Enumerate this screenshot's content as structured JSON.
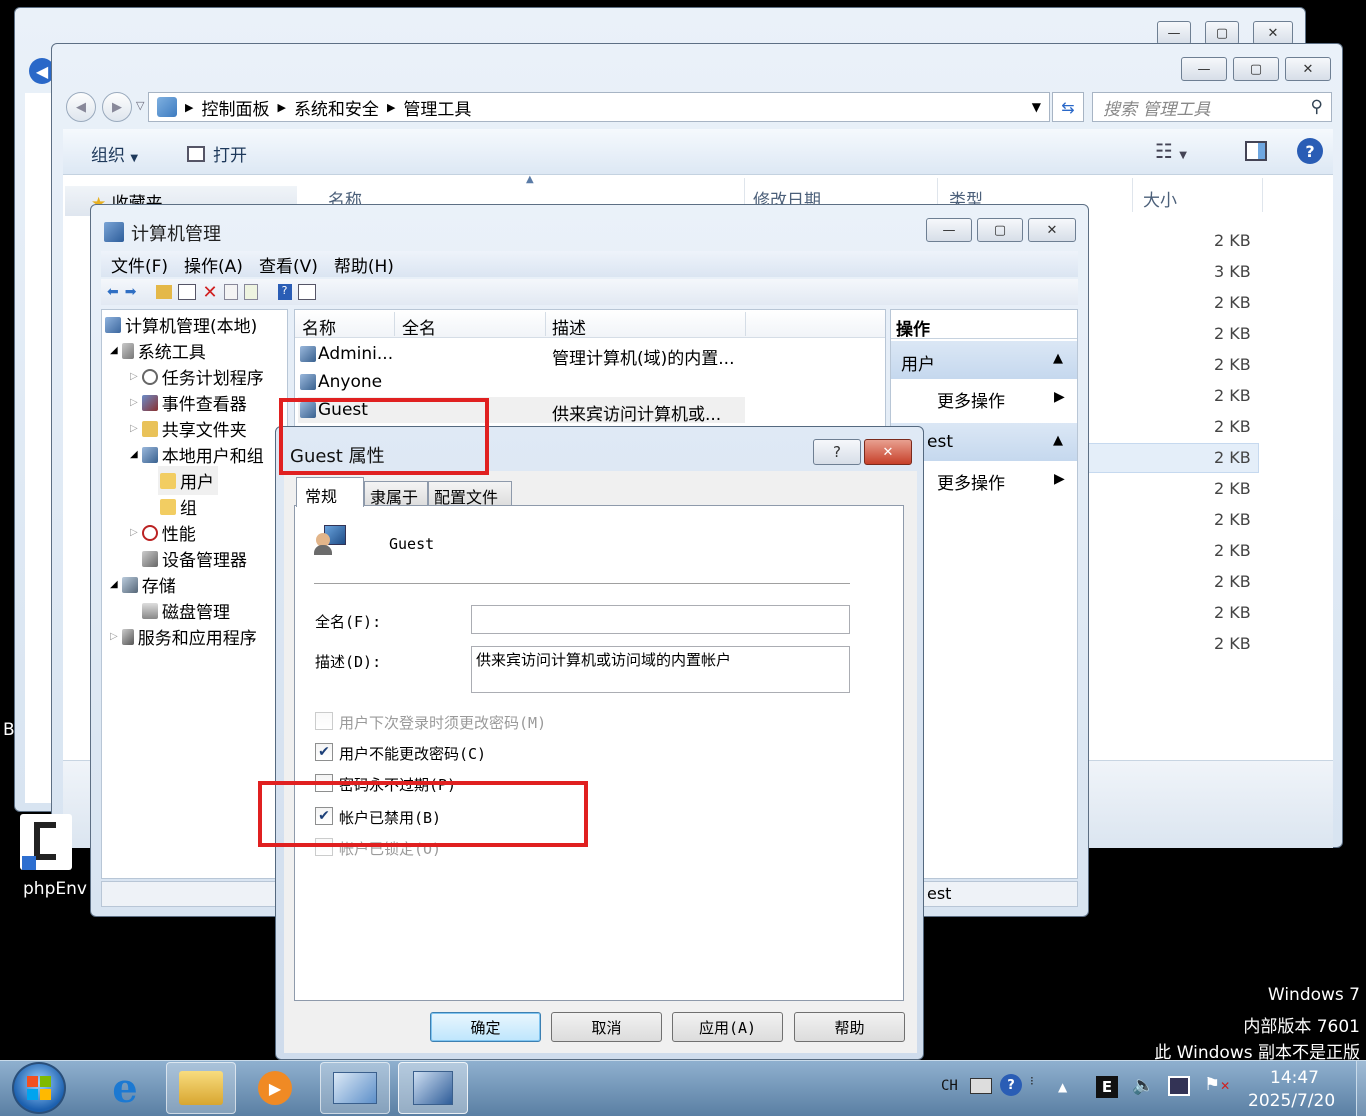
{
  "desktop": {
    "icon_label": "phpEnv",
    "left_letter": "B",
    "watermark": [
      "Windows 7",
      "内部版本 7601",
      "此 Windows 副本不是正版"
    ]
  },
  "explorer": {
    "breadcrumb": [
      "控制面板",
      "系统和安全",
      "管理工具"
    ],
    "search_placeholder": "搜索 管理工具",
    "toolbar": {
      "organize": "组织",
      "open": "打开"
    },
    "favorites": "收藏夹",
    "columns": [
      "名称",
      "修改日期",
      "类型",
      "大小"
    ],
    "sizes": [
      "2 KB",
      "3 KB",
      "2 KB",
      "2 KB",
      "2 KB",
      "2 KB",
      "2 KB",
      "2 KB",
      "2 KB",
      "2 KB",
      "2 KB",
      "2 KB",
      "2 KB",
      "2 KB"
    ]
  },
  "compmgmt": {
    "title": "计算机管理",
    "menu": [
      "文件(F)",
      "操作(A)",
      "查看(V)",
      "帮助(H)"
    ],
    "tree": {
      "root": "计算机管理(本地)",
      "system_tools": "系统工具",
      "task_scheduler": "任务计划程序",
      "event_viewer": "事件查看器",
      "shared_folders": "共享文件夹",
      "local_users": "本地用户和组",
      "users": "用户",
      "groups": "组",
      "performance": "性能",
      "device_manager": "设备管理器",
      "storage": "存储",
      "disk_management": "磁盘管理",
      "services_apps": "服务和应用程序"
    },
    "list_columns": [
      "名称",
      "全名",
      "描述"
    ],
    "users": [
      {
        "name": "Admini...",
        "fullname": "",
        "desc": "管理计算机(域)的内置..."
      },
      {
        "name": "Anyone",
        "fullname": "",
        "desc": ""
      },
      {
        "name": "Guest",
        "fullname": "",
        "desc": "供来宾访问计算机或..."
      }
    ],
    "actions": {
      "header": "操作",
      "section1": "用户",
      "more1": "更多操作",
      "section2_partial": "est",
      "more2": "更多操作",
      "status_partial": "est"
    }
  },
  "dialog": {
    "title": "Guest 属性",
    "tabs": [
      "常规",
      "隶属于",
      "配置文件"
    ],
    "username": "Guest",
    "fullname_label": "全名(F):",
    "fullname_value": "",
    "desc_label": "描述(D):",
    "desc_value": "供来宾访问计算机或访问域的内置帐户",
    "options": [
      {
        "label": "用户下次登录时须更改密码(M)",
        "checked": false,
        "disabled": true
      },
      {
        "label": "用户不能更改密码(C)",
        "checked": true,
        "disabled": false
      },
      {
        "label": "密码永不过期(P)",
        "checked": false,
        "disabled": false
      },
      {
        "label": "帐户已禁用(B)",
        "checked": true,
        "disabled": false
      },
      {
        "label": "帐户已锁定(O)",
        "checked": false,
        "disabled": true
      }
    ],
    "buttons": {
      "ok": "确定",
      "cancel": "取消",
      "apply": "应用(A)",
      "help": "帮助"
    }
  },
  "taskbar": {
    "lang": "CH",
    "time": "14:47",
    "date": "2025/7/20"
  },
  "colors": {
    "highlight_red": "#e02020",
    "selection": "#cce8ff",
    "accent_blue": "#1f5fb4"
  }
}
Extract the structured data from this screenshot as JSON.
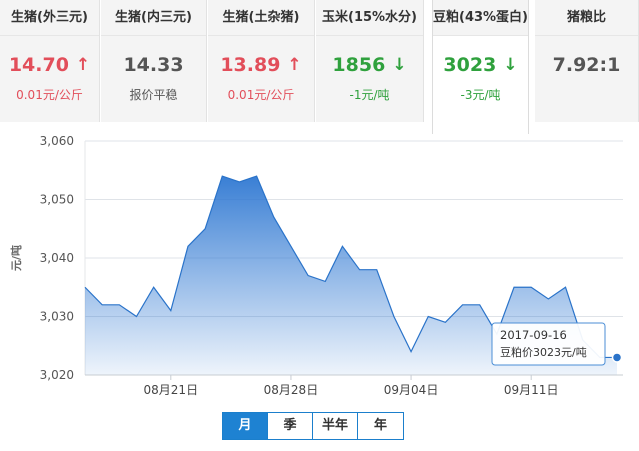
{
  "tabs": [
    {
      "title": "生猪(外三元)",
      "price": "14.70",
      "trend": "up",
      "change": "0.01元/公斤"
    },
    {
      "title": "生猪(内三元)",
      "price": "14.33",
      "trend": "flat",
      "change": "报价平稳"
    },
    {
      "title": "生猪(土杂猪)",
      "price": "13.89",
      "trend": "up",
      "change": "0.01元/公斤"
    },
    {
      "title": "玉米(15%水分)",
      "price": "1856",
      "trend": "down",
      "change": "-1元/吨"
    },
    {
      "title": "豆粕(43%蛋白)",
      "price": "3023",
      "trend": "down",
      "change": "-3元/吨",
      "active": true
    },
    {
      "title": "猪粮比",
      "price": "7.92:1",
      "trend": "flat",
      "change": ""
    }
  ],
  "icons": {
    "up": "arrow-up-icon",
    "down": "arrow-down-icon"
  },
  "colors": {
    "up": "#e24e5a",
    "down": "#2fa13d",
    "accent": "#1e82d2",
    "line": "#2a73c9"
  },
  "periods": [
    {
      "label": "月",
      "selected": true
    },
    {
      "label": "季",
      "selected": false
    },
    {
      "label": "半年",
      "selected": false
    },
    {
      "label": "年",
      "selected": false
    }
  ],
  "chart_data": {
    "type": "area",
    "ylabel": "元/吨",
    "ylim": [
      3020,
      3060
    ],
    "yticks": [
      3020,
      3030,
      3040,
      3050,
      3060
    ],
    "ytick_labels": [
      "3,020",
      "3,030",
      "3,040",
      "3,050",
      "3,060"
    ],
    "x": [
      "2017-08-16",
      "2017-08-17",
      "2017-08-18",
      "2017-08-19",
      "2017-08-20",
      "2017-08-21",
      "2017-08-22",
      "2017-08-23",
      "2017-08-24",
      "2017-08-25",
      "2017-08-26",
      "2017-08-27",
      "2017-08-28",
      "2017-08-29",
      "2017-08-30",
      "2017-08-31",
      "2017-09-01",
      "2017-09-02",
      "2017-09-03",
      "2017-09-04",
      "2017-09-05",
      "2017-09-06",
      "2017-09-07",
      "2017-09-08",
      "2017-09-09",
      "2017-09-10",
      "2017-09-11",
      "2017-09-12",
      "2017-09-13",
      "2017-09-14",
      "2017-09-15",
      "2017-09-16"
    ],
    "xticks": [
      {
        "date": "2017-08-21",
        "label": "08月21日"
      },
      {
        "date": "2017-08-28",
        "label": "08月28日"
      },
      {
        "date": "2017-09-04",
        "label": "09月04日"
      },
      {
        "date": "2017-09-11",
        "label": "09月11日"
      }
    ],
    "series": [
      {
        "values": [
          3035,
          3032,
          3032,
          3030,
          3035,
          3031,
          3042,
          3045,
          3054,
          3053,
          3054,
          3047,
          3042,
          3037,
          3036,
          3042,
          3038,
          3038,
          3030,
          3024,
          3030,
          3029,
          3032,
          3032,
          3027,
          3035,
          3035,
          3033,
          3035,
          3026,
          3023,
          3023
        ]
      }
    ],
    "tooltip": {
      "date": "2017-09-16",
      "text": "豆粕价3023元/吨"
    },
    "grid": true
  }
}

────────

## Exercise goal
Which lines contain the word "true"? Return each of them.

## Task output
        "disabled": true
        "checked": true,
        "checked": true,
        "disabled": true
      "active": true
      "selected": true
    "grid": true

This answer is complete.